- DATA FOR PROCESSING:

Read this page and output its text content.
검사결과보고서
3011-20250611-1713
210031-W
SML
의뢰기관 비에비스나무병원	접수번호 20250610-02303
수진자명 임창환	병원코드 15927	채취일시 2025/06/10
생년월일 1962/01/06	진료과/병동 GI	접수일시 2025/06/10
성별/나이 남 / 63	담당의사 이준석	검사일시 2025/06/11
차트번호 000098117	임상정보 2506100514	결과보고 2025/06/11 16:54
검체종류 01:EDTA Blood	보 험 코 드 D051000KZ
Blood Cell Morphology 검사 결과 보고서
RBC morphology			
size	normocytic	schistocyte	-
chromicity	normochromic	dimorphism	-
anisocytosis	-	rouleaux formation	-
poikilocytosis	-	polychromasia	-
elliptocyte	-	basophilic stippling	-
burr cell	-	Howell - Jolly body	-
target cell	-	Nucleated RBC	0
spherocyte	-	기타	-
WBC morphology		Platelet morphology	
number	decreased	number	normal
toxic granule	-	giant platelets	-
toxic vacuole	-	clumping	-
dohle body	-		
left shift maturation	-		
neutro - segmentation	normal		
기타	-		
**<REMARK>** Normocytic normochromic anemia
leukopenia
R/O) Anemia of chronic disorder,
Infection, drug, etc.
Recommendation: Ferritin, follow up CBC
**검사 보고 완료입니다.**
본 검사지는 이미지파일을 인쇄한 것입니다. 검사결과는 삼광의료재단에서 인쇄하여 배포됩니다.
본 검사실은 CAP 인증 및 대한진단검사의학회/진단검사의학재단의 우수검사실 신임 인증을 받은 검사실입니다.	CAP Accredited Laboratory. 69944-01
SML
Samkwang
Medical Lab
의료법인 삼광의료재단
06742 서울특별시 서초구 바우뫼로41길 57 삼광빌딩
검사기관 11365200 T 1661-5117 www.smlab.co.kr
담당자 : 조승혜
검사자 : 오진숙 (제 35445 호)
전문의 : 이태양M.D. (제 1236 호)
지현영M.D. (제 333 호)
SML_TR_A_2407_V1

- WORK TO COMPLETE: Type out the whole listing above again, exactly as it stands.

- EXERCISE RESULT:
Read this page and output its text content.
검사결과보고서
3011-20250611-1713
210031-W
SML
의뢰기관 비에비스나무병원	접수번호 20250610-02303
수진자명 임창환	병원코드 15927	채취일시 2025/06/10
생년월일 1962/01/06	진료과/병동 GI	접수일시 2025/06/10
성별/나이 남 / 63	담당의사 이준석	검사일시 2025/06/11
차트번호 000098117	임상정보 2506100514	결과보고 2025/06/11 16:54
검체종류 01:EDTA Blood	보 험 코 드 D051000KZ
Blood Cell Morphology 검사 결과 보고서
RBC morphology			
size	normocytic	schistocyte	-
chromicity	normochromic	dimorphism	-
anisocytosis	-	rouleaux formation	-
poikilocytosis	-	polychromasia	-
elliptocyte	-	basophilic stippling	-
burr cell	-	Howell - Jolly body	-
target cell	-	Nucleated RBC	0
spherocyte	-	기타	-
WBC morphology		Platelet morphology	
number	decreased	number	normal
toxic granule	-	giant platelets	-
toxic vacuole	-	clumping	-
dohle body	-		
left shift maturation	-		
neutro - segmentation	normal		
기타	-		
**<REMARK>** Normocytic normochromic anemia
leukopenia
R/O) Anemia of chronic disorder,
Infection, drug, etc.
Recommendation: Ferritin, follow up CBC
**검사 보고 완료입니다.**
본 검사지는 이미지파일을 인쇄한 것입니다. 검사결과는 삼광의료재단에서 인쇄하여 배포됩니다.
본 검사실은 CAP 인증 및 대한진단검사의학회/진단검사의학재단의 우수검사실 신임 인증을 받은 검사실입니다.	CAP Accredited Laboratory. 69944-01
SML
Samkwang
Medical Lab
의료법인 삼광의료재단
06742 서울특별시 서초구 바우뫼로41길 57 삼광빌딩
검사기관 11365200 T 1661-5117 www.smlab.co.kr
담당자 : 조승혜
검사자 : 오진숙 (제 35445 호)
전문의 : 이태양M.D. (제 1236 호)
지현영M.D. (제 333 호)
SML_TR_A_2407_V1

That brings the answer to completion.